→ Task brief
Can you write out the whole listing exactly?

→ Available records
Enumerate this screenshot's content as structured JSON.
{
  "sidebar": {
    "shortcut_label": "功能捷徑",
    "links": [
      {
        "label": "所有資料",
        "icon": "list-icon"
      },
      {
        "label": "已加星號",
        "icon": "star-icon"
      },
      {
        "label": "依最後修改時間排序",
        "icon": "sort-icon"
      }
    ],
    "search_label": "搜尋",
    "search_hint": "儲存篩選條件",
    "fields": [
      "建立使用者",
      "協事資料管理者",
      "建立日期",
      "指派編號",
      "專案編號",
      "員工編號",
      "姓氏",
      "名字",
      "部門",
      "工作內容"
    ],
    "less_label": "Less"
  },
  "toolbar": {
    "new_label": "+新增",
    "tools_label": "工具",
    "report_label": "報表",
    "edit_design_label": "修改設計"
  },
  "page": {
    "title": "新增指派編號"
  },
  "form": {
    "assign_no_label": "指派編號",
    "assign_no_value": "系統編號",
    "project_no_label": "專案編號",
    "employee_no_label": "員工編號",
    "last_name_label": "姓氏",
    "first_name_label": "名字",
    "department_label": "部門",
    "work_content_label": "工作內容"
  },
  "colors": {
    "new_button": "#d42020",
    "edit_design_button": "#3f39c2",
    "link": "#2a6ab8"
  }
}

→ Solved exercise
Enumerate this screenshot's content as structured JSON.
{
  "sidebar": {
    "shortcut_label": "功能捷徑",
    "links": [
      {
        "label": "所有資料",
        "icon": "list-icon"
      },
      {
        "label": "已加星號",
        "icon": "star-icon"
      },
      {
        "label": "依最後修改時間排序",
        "icon": "sort-icon"
      }
    ],
    "search_label": "搜尋",
    "search_hint": "儲存篩選條件",
    "fields": [
      "建立使用者",
      "協事資料管理者",
      "建立日期",
      "指派編號",
      "專案編號",
      "員工編號",
      "姓氏",
      "名字",
      "部門",
      "工作內容"
    ],
    "less_label": "Less"
  },
  "toolbar": {
    "new_label": "+新增",
    "tools_label": "工具",
    "report_label": "報表",
    "edit_design_label": "修改設計"
  },
  "page": {
    "title": "新增指派編號"
  },
  "form": {
    "assign_no_label": "指派編號",
    "assign_no_value": "系統編號",
    "project_no_label": "專案編號",
    "employee_no_label": "員工編號",
    "last_name_label": "姓氏",
    "first_name_label": "名字",
    "department_label": "部門",
    "work_content_label": "工作內容"
  },
  "colors": {
    "new_button": "#d42020",
    "edit_design_button": "#3f39c2",
    "link": "#2a6ab8"
  }
}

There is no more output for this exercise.